[STATED PROBLEM]:
In the data below, find each line containing the string "Queensland" and return it.

[SUPPLIED ENTRIES]:
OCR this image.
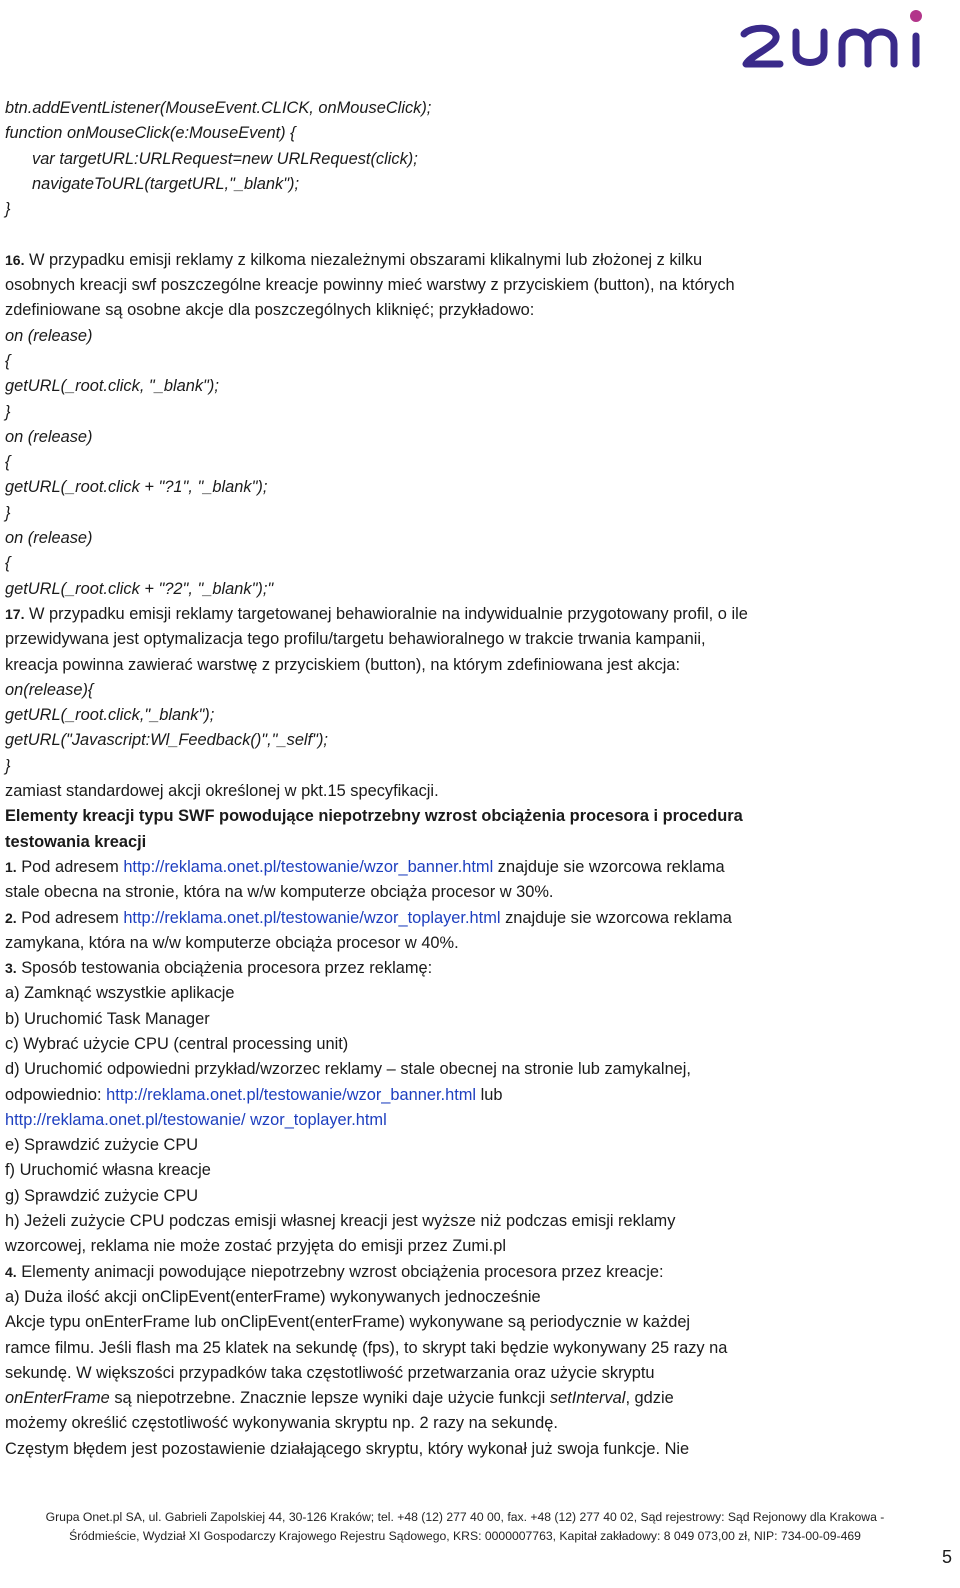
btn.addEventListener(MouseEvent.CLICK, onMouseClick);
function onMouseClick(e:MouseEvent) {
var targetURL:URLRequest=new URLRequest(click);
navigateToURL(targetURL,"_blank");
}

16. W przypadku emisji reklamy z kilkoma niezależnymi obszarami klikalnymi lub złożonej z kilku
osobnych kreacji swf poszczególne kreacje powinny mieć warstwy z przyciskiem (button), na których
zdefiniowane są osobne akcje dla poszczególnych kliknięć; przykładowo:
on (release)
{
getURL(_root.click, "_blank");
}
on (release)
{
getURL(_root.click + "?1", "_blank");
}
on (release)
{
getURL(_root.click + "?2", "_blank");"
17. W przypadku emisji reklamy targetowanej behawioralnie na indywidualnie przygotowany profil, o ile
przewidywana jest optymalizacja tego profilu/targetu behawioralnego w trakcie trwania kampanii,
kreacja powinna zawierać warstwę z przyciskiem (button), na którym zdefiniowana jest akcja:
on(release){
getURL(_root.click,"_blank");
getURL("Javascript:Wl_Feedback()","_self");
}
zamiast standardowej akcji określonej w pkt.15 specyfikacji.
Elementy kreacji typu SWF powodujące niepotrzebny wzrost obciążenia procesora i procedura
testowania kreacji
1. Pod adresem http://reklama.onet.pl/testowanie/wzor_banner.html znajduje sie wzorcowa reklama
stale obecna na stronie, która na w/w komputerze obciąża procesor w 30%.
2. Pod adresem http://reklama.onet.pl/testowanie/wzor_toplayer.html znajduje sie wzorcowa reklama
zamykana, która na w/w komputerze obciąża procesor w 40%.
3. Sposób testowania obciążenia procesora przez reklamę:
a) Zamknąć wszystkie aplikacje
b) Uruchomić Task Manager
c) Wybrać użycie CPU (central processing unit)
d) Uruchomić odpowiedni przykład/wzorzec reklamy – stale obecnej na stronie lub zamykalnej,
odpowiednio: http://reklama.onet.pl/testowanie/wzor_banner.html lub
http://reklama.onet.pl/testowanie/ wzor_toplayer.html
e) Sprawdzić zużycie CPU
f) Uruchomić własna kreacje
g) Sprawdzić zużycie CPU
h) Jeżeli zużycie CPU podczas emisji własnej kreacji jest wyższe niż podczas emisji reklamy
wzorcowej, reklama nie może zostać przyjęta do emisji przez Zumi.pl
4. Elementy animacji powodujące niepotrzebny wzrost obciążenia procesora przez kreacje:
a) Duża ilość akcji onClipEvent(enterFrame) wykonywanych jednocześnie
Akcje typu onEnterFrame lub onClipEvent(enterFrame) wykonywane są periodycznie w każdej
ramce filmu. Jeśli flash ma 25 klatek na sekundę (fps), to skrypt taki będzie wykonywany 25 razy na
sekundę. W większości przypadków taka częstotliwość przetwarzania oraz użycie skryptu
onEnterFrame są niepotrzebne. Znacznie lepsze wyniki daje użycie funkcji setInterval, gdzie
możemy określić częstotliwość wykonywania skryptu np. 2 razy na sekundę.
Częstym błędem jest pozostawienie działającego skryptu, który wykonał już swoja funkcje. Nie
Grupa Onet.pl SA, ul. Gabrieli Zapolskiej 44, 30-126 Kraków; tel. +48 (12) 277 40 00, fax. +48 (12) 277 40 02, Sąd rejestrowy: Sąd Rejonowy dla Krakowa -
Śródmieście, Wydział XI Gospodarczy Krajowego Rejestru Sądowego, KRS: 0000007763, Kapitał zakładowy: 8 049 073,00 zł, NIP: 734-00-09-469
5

---

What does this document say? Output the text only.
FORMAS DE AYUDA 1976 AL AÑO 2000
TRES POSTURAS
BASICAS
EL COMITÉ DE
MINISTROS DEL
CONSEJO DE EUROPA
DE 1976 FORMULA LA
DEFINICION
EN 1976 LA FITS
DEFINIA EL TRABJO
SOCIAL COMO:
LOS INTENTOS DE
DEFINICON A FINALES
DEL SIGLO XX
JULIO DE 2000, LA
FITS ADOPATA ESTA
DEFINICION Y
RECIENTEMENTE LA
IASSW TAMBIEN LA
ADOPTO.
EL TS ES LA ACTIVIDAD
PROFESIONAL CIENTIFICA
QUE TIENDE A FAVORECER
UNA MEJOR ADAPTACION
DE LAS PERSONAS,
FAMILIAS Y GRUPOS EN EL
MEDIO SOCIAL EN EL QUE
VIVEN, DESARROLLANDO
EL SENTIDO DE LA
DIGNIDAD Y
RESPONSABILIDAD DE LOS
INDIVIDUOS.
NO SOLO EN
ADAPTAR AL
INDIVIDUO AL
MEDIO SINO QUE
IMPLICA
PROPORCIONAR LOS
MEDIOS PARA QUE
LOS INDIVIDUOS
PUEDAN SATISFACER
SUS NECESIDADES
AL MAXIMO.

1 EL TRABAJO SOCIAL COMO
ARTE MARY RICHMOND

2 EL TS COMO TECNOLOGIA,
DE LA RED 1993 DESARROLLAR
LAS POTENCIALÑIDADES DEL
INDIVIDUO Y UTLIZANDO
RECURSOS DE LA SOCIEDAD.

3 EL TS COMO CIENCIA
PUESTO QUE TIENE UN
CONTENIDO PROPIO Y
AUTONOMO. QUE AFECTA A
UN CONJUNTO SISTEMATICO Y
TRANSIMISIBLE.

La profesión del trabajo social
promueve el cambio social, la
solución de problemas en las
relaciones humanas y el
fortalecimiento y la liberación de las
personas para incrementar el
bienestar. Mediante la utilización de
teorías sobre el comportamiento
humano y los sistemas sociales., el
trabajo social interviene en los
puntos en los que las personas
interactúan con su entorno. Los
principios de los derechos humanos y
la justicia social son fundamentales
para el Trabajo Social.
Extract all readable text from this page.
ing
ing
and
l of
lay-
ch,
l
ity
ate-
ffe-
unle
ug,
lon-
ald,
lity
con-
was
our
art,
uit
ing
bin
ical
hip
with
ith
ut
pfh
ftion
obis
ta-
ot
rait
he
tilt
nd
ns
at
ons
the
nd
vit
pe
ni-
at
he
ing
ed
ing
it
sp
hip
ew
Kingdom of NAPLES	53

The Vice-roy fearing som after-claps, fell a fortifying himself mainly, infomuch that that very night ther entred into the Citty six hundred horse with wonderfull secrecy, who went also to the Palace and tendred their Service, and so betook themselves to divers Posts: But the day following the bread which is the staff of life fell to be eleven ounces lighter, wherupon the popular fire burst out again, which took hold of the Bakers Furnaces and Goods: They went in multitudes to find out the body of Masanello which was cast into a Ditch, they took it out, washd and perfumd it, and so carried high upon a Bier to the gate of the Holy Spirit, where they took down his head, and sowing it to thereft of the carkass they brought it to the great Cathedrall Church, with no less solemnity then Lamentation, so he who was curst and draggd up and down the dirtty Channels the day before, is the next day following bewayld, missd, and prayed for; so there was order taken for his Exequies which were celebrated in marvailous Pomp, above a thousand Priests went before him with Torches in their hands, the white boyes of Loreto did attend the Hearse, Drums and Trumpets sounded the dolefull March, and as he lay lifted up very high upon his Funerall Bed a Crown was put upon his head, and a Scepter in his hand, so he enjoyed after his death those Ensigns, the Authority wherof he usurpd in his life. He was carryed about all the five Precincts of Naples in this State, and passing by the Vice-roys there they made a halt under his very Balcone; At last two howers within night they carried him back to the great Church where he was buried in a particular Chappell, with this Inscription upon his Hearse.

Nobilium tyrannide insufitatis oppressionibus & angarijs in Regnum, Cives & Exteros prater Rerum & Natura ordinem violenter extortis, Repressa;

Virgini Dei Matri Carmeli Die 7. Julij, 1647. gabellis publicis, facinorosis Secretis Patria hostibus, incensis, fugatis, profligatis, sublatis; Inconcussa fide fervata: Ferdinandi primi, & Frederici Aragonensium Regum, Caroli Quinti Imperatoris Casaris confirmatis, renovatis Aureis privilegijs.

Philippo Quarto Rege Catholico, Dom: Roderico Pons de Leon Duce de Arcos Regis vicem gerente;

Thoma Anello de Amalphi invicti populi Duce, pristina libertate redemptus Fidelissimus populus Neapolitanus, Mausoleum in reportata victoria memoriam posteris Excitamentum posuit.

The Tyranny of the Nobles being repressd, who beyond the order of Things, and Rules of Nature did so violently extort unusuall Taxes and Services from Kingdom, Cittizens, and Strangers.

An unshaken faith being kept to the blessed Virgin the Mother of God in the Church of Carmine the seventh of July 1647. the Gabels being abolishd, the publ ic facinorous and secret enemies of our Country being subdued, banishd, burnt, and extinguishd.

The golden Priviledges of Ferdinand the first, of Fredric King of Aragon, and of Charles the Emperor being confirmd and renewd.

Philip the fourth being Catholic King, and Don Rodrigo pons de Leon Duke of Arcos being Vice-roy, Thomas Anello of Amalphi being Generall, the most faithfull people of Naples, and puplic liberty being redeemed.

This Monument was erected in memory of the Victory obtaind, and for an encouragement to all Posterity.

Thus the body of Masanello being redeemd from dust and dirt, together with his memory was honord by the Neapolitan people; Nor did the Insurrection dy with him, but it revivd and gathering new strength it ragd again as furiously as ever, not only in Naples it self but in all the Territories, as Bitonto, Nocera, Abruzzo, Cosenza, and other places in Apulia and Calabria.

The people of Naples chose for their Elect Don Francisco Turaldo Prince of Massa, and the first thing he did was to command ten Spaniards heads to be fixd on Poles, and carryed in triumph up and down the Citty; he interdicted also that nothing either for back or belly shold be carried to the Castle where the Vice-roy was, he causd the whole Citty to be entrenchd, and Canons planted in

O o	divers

==

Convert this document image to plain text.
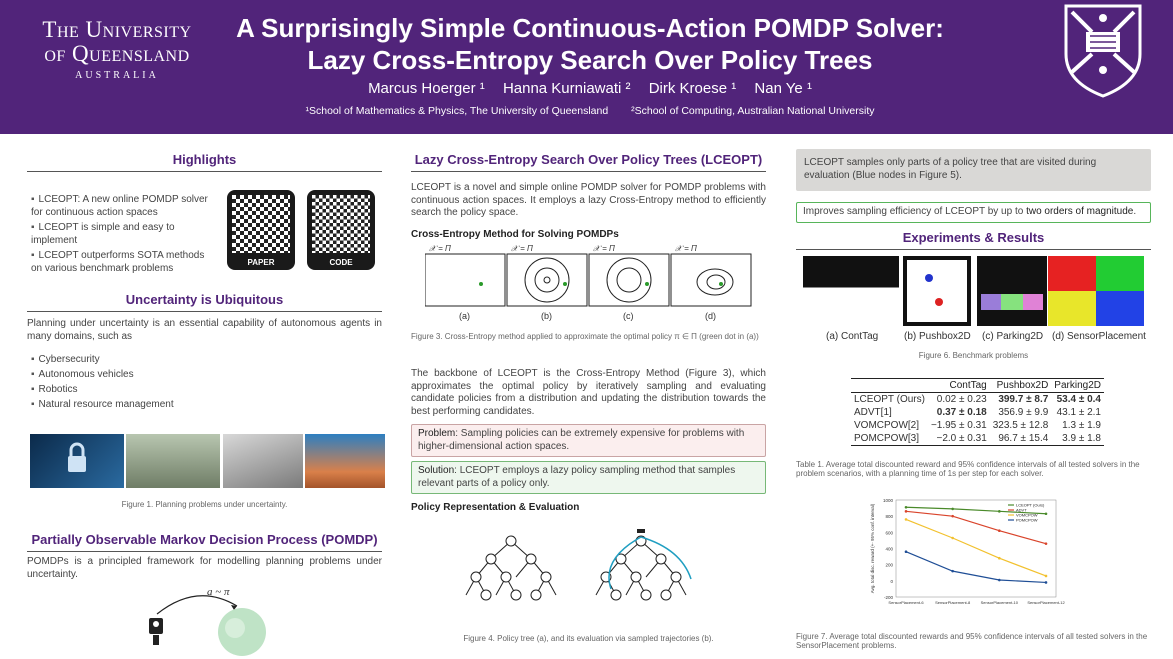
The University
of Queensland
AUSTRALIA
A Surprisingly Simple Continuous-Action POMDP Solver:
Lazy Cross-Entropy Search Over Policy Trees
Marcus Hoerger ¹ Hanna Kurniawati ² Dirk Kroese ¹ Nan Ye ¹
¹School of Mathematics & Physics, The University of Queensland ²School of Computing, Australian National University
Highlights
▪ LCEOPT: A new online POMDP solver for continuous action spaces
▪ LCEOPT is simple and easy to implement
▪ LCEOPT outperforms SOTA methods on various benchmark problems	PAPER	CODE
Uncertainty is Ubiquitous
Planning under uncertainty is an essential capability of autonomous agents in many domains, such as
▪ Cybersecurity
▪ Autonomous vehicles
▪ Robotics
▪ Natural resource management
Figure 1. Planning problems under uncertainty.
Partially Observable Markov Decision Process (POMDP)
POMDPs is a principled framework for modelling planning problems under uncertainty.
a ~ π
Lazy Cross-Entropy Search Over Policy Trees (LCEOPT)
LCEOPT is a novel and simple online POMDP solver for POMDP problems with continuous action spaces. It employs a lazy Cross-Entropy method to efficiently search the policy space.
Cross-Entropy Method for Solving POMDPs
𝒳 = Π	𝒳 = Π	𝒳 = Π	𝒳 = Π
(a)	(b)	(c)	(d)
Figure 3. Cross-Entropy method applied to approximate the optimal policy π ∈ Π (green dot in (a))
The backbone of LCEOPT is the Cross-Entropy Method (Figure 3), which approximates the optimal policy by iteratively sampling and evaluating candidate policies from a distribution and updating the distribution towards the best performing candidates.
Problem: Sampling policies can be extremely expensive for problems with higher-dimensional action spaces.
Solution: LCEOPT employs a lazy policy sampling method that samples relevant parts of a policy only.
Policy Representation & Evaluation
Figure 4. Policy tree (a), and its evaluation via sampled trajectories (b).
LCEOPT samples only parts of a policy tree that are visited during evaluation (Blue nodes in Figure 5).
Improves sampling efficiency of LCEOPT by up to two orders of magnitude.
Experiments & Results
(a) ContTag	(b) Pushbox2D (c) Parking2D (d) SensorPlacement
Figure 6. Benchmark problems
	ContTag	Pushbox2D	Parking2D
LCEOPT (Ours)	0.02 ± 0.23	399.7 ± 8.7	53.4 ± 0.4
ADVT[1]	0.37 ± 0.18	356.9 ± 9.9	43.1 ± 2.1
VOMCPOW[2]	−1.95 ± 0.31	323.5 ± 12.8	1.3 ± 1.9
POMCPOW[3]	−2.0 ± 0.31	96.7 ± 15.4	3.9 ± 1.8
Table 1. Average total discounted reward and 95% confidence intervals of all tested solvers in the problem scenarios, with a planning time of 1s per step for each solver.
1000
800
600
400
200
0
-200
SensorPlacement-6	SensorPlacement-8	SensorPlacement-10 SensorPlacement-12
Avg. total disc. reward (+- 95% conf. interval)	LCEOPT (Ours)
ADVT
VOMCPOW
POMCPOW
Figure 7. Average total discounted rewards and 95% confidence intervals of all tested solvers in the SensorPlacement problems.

[RESPONSE TO THE EXERCISE]:
of Queensland
¹School of Mathematics & Physics, The University of Queensland ²School of Computing, Australian National University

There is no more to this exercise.